EXERCISE BRIEF → Repeat the listing exactly as given, omitting every image.

LISTED ENTRIES →
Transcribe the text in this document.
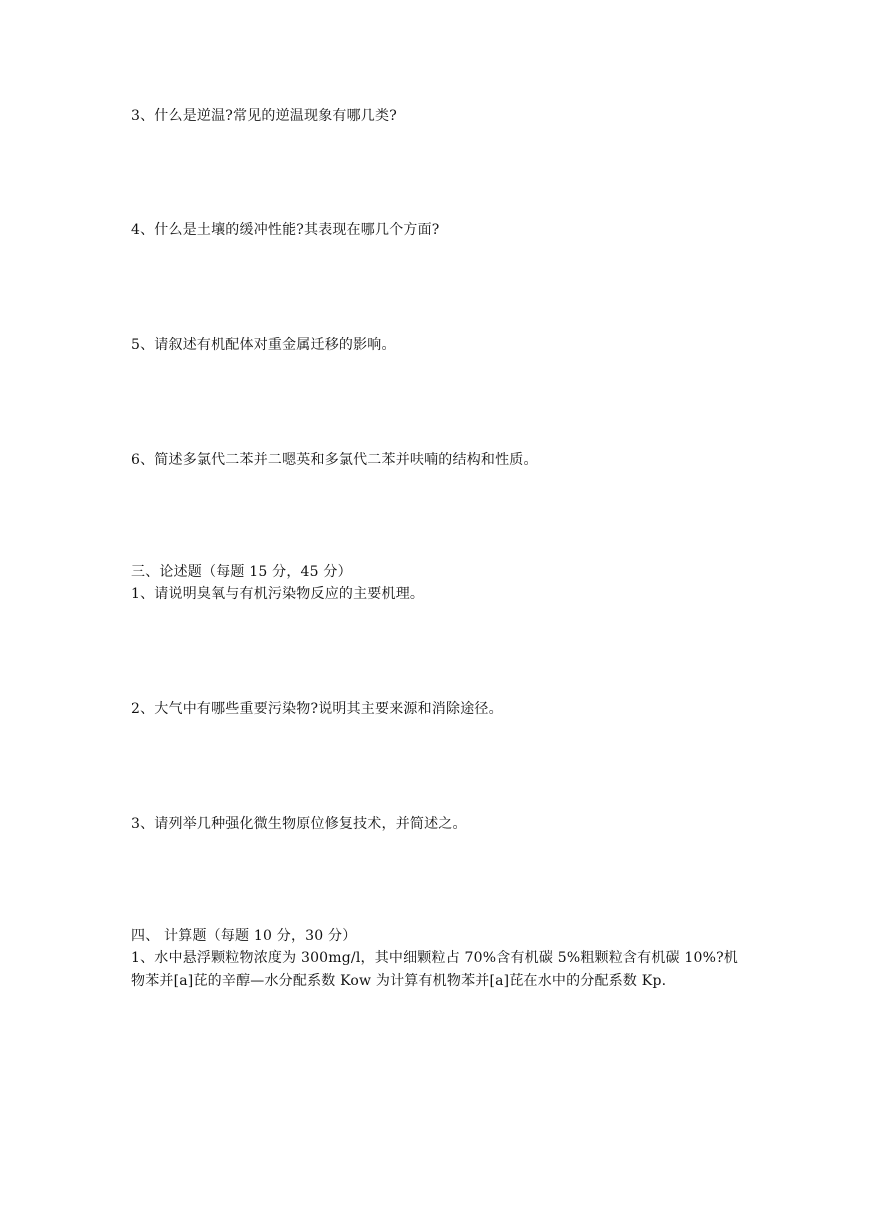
3、什么是逆温?常见的逆温现象有哪几类?
4、什么是土壤的缓冲性能?其表现在哪几个方面?
5、请叙述有机配体对重金属迁移的影响。
6、简述多氯代二苯并二嗯英和多氯代二苯并呋喃的结构和性质。
三、论述题（每题 15 分，45 分）
1、请说明臭氧与有机污染物反应的主要机理。
2、大气中有哪些重要污染物?说明其主要来源和消除途径。
3、请列举几种强化微生物原位修复技术，并简述之。
四、 计算题（每题 10 分，30 分）
1、水中悬浮颗粒物浓度为 300mg/l，其中细颗粒占 70%含有机碳 5%粗颗粒含有机碳 10%?机
物苯并[a]芘的辛醇—水分配系数 Kow 为计算有机物苯并[a]芘在水中的分配系数 Kp.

RESULT →
Transcribe the text in this document.
3、什么是逆温?常见的逆温现象有哪几类?
4、什么是土壤的缓冲性能?其表现在哪几个方面?
5、请叙述有机配体对重金属迁移的影响。
6、简述多氯代二苯并二嗯英和多氯代二苯并呋喃的结构和性质。
三、论述题（每题 15 分，45 分）
1、请说明臭氧与有机污染物反应的主要机理。
2、大气中有哪些重要污染物?说明其主要来源和消除途径。
3、请列举几种强化微生物原位修复技术，并简述之。
四、 计算题（每题 10 分，30 分）
1、水中悬浮颗粒物浓度为 300mg/l，其中细颗粒占 70%含有机碳 5%粗颗粒含有机碳 10%?机
物苯并[a]芘的辛醇—水分配系数 Kow 为计算有机物苯并[a]芘在水中的分配系数 Kp.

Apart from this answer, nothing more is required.